Stated exercise: Give back the full material, exactly as it reads.

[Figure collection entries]
-=-=-=-=-
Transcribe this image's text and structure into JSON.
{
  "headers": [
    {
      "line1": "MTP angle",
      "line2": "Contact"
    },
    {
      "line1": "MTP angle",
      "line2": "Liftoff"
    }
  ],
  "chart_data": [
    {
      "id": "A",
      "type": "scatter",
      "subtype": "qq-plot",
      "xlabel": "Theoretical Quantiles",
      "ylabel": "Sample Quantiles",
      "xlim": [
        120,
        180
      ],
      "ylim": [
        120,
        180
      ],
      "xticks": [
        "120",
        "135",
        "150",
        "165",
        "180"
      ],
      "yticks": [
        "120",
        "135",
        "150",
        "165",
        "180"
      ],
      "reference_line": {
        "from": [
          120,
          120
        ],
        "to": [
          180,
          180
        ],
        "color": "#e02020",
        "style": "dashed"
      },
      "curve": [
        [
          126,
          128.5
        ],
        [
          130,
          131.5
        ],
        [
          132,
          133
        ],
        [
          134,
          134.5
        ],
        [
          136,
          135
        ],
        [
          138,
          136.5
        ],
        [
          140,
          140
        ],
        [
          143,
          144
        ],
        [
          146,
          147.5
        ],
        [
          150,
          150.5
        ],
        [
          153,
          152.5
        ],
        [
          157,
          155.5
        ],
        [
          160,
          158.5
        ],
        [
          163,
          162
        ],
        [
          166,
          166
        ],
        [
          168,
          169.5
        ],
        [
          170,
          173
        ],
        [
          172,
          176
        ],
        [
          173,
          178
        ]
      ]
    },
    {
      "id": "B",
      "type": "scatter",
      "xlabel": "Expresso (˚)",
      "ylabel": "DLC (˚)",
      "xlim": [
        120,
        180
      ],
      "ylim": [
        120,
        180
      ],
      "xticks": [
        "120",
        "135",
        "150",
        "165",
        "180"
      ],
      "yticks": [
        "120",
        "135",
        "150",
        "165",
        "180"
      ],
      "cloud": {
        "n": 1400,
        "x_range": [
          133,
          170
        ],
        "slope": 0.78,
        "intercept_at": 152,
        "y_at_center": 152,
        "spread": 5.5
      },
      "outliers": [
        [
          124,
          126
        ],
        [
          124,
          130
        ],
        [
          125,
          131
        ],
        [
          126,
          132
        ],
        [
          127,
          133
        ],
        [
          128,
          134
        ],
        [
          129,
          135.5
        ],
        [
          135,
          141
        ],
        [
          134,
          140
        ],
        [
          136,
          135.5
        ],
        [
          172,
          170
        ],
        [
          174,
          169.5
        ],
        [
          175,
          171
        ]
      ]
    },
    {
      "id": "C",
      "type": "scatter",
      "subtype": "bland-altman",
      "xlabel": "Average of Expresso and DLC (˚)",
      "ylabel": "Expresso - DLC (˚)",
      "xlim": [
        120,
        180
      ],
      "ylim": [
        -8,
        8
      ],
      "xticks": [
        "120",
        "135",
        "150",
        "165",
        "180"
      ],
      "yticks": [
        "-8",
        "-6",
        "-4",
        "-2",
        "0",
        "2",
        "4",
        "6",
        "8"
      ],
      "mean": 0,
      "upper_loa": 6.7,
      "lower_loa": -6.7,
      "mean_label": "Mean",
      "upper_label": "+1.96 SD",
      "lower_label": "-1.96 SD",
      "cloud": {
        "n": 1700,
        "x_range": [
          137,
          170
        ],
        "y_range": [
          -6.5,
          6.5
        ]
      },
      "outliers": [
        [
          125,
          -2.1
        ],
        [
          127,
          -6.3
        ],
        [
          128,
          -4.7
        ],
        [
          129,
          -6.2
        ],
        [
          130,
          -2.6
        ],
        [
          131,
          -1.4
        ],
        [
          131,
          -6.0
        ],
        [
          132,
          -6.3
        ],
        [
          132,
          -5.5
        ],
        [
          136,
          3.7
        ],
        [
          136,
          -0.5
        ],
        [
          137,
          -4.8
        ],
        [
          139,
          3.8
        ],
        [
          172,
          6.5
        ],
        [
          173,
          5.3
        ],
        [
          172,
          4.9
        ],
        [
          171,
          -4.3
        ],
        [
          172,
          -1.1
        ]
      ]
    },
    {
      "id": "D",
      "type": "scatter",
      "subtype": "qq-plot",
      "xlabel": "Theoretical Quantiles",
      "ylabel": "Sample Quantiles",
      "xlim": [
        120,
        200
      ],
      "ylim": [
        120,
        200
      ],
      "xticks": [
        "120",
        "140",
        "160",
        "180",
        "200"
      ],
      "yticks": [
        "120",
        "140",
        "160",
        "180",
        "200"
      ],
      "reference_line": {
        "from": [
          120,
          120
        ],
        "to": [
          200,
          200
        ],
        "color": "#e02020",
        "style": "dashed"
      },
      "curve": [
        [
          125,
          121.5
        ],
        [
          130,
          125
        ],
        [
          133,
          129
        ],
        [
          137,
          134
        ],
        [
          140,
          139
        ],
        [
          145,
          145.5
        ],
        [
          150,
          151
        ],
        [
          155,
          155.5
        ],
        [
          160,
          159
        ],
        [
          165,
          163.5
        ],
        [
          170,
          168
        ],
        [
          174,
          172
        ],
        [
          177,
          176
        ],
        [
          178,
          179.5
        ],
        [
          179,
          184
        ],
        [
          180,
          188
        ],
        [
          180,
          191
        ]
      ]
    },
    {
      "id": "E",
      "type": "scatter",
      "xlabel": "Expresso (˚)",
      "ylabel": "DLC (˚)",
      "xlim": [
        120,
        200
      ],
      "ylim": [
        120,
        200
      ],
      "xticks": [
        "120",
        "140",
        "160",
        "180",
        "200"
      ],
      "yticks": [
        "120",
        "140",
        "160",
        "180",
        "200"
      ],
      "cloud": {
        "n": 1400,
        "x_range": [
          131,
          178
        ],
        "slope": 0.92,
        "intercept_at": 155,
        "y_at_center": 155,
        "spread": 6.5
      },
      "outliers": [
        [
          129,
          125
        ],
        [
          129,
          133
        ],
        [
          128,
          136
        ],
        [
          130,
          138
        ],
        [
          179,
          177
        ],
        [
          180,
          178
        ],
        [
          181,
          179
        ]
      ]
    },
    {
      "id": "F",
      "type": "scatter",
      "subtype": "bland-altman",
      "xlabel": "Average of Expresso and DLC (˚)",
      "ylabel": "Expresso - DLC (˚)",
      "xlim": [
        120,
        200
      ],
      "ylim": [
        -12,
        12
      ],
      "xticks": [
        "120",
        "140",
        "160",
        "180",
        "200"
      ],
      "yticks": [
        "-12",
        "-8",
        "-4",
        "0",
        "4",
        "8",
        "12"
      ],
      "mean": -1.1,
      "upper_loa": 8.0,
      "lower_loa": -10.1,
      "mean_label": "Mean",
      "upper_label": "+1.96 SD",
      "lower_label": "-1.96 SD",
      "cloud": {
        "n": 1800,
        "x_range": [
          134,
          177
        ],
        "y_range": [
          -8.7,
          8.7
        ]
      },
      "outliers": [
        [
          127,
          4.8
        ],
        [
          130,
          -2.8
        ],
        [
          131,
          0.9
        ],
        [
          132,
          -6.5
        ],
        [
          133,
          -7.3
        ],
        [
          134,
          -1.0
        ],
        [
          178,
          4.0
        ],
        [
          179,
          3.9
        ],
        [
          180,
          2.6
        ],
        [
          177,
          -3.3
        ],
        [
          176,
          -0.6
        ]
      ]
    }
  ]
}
-=-=-=-=-
Written response:
Transcribe this image's text and structure into JSON.
{
  "headers": [
    {
      "line1": "MTP angle",
      "line2": "Contact"
    },
    {
      "line1": "MTP angle",
      "line2": "Liftoff"
    }
  ],
  "chart_data": [
    {
      "id": "A",
      "type": "scatter",
      "subtype": "qq-plot",
      "xlabel": "Theoretical Quantiles",
      "ylabel": "Sample Quantiles",
      "xlim": [
        120,
        180
      ],
      "ylim": [
        120,
        180
      ],
      "xticks": [
        "120",
        "135",
        "150",
        "165",
        "180"
      ],
      "yticks": [
        "120",
        "135",
        "150",
        "165",
        "180"
      ],
      "reference_line": {
        "from": [
          120,
          120
        ],
        "to": [
          180,
          180
        ],
        "color": "#e02020",
        "style": "dashed"
      },
      "curve": [
        [
          126,
          128.5
        ],
        [
          130,
          131.5
        ],
        [
          132,
          133
        ],
        [
          134,
          134.5
        ],
        [
          136,
          135
        ],
        [
          138,
          136.5
        ],
        [
          140,
          140
        ],
        [
          143,
          144
        ],
        [
          146,
          147.5
        ],
        [
          150,
          150.5
        ],
        [
          153,
          152.5
        ],
        [
          157,
          155.5
        ],
        [
          160,
          158.5
        ],
        [
          163,
          162
        ],
        [
          166,
          166
        ],
        [
          168,
          169.5
        ],
        [
          170,
          173
        ],
        [
          172,
          176
        ],
        [
          173,
          178
        ]
      ]
    },
    {
      "id": "B",
      "type": "scatter",
      "xlabel": "Expresso (˚)",
      "ylabel": "DLC (˚)",
      "xlim": [
        120,
        180
      ],
      "ylim": [
        120,
        180
      ],
      "xticks": [
        "120",
        "135",
        "150",
        "165",
        "180"
      ],
      "yticks": [
        "120",
        "135",
        "150",
        "165",
        "180"
      ],
      "cloud": {
        "n": 1400,
        "x_range": [
          133,
          170
        ],
        "slope": 0.78,
        "intercept_at": 152,
        "y_at_center": 152,
        "spread": 5.5
      },
      "outliers": [
        [
          124,
          126
        ],
        [
          124,
          130
        ],
        [
          125,
          131
        ],
        [
          126,
          132
        ],
        [
          127,
          133
        ],
        [
          128,
          134
        ],
        [
          129,
          135.5
        ],
        [
          135,
          141
        ],
        [
          134,
          140
        ],
        [
          136,
          135.5
        ],
        [
          172,
          170
        ],
        [
          174,
          169.5
        ],
        [
          175,
          171
        ]
      ]
    },
    {
      "id": "C",
      "type": "scatter",
      "subtype": "bland-altman",
      "xlabel": "Average of Expresso and DLC (˚)",
      "ylabel": "Expresso - DLC (˚)",
      "xlim": [
        120,
        180
      ],
      "ylim": [
        -8,
        8
      ],
      "xticks": [
        "120",
        "135",
        "150",
        "165",
        "180"
      ],
      "yticks": [
        "-8",
        "-6",
        "-4",
        "-2",
        "0",
        "2",
        "4",
        "6",
        "8"
      ],
      "mean": 0,
      "upper_loa": 6.7,
      "lower_loa": -6.7,
      "mean_label": "Mean",
      "upper_label": "+1.96 SD",
      "lower_label": "-1.96 SD",
      "cloud": {
        "n": 1700,
        "x_range": [
          137,
          170
        ],
        "y_range": [
          -6.5,
          6.5
        ]
      },
      "outliers": [
        [
          125,
          -2.1
        ],
        [
          127,
          -6.3
        ],
        [
          128,
          -4.7
        ],
        [
          129,
          -6.2
        ],
        [
          130,
          -2.6
        ],
        [
          131,
          -1.4
        ],
        [
          131,
          -6.0
        ],
        [
          132,
          -6.3
        ],
        [
          132,
          -5.5
        ],
        [
          136,
          3.7
        ],
        [
          136,
          -0.5
        ],
        [
          137,
          -4.8
        ],
        [
          139,
          3.8
        ],
        [
          172,
          6.5
        ],
        [
          173,
          5.3
        ],
        [
          172,
          4.9
        ],
        [
          171,
          -4.3
        ],
        [
          172,
          -1.1
        ]
      ]
    },
    {
      "id": "D",
      "type": "scatter",
      "subtype": "qq-plot",
      "xlabel": "Theoretical Quantiles",
      "ylabel": "Sample Quantiles",
      "xlim": [
        120,
        200
      ],
      "ylim": [
        120,
        200
      ],
      "xticks": [
        "120",
        "140",
        "160",
        "180",
        "200"
      ],
      "yticks": [
        "120",
        "140",
        "160",
        "180",
        "200"
      ],
      "reference_line": {
        "from": [
          120,
          120
        ],
        "to": [
          200,
          200
        ],
        "color": "#e02020",
        "style": "dashed"
      },
      "curve": [
        [
          125,
          121.5
        ],
        [
          130,
          125
        ],
        [
          133,
          129
        ],
        [
          137,
          134
        ],
        [
          140,
          139
        ],
        [
          145,
          145.5
        ],
        [
          150,
          151
        ],
        [
          155,
          155.5
        ],
        [
          160,
          159
        ],
        [
          165,
          163.5
        ],
        [
          170,
          168
        ],
        [
          174,
          172
        ],
        [
          177,
          176
        ],
        [
          178,
          179.5
        ],
        [
          179,
          184
        ],
        [
          180,
          188
        ],
        [
          180,
          191
        ]
      ]
    },
    {
      "id": "E",
      "type": "scatter",
      "xlabel": "Expresso (˚)",
      "ylabel": "DLC (˚)",
      "xlim": [
        120,
        200
      ],
      "ylim": [
        120,
        200
      ],
      "xticks": [
        "120",
        "140",
        "160",
        "180",
        "200"
      ],
      "yticks": [
        "120",
        "140",
        "160",
        "180",
        "200"
      ],
      "cloud": {
        "n": 1400,
        "x_range": [
          131,
          178
        ],
        "slope": 0.92,
        "intercept_at": 155,
        "y_at_center": 155,
        "spread": 6.5
      },
      "outliers": [
        [
          129,
          125
        ],
        [
          129,
          133
        ],
        [
          128,
          136
        ],
        [
          130,
          138
        ],
        [
          179,
          177
        ],
        [
          180,
          178
        ],
        [
          181,
          179
        ]
      ]
    },
    {
      "id": "F",
      "type": "scatter",
      "subtype": "bland-altman",
      "xlabel": "Average of Expresso and DLC (˚)",
      "ylabel": "Expresso - DLC (˚)",
      "xlim": [
        120,
        200
      ],
      "ylim": [
        -12,
        12
      ],
      "xticks": [
        "120",
        "140",
        "160",
        "180",
        "200"
      ],
      "yticks": [
        "-12",
        "-8",
        "-4",
        "0",
        "4",
        "8",
        "12"
      ],
      "mean": -1.1,
      "upper_loa": 8.0,
      "lower_loa": -10.1,
      "mean_label": "Mean",
      "upper_label": "+1.96 SD",
      "lower_label": "-1.96 SD",
      "cloud": {
        "n": 1800,
        "x_range": [
          134,
          177
        ],
        "y_range": [
          -8.7,
          8.7
        ]
      },
      "outliers": [
        [
          127,
          4.8
        ],
        [
          130,
          -2.8
        ],
        [
          131,
          0.9
        ],
        [
          132,
          -6.5
        ],
        [
          133,
          -7.3
        ],
        [
          134,
          -1.0
        ],
        [
          178,
          4.0
        ],
        [
          179,
          3.9
        ],
        [
          180,
          2.6
        ],
        [
          177,
          -3.3
        ],
        [
          176,
          -0.6
        ]
      ]
    }
  ]
}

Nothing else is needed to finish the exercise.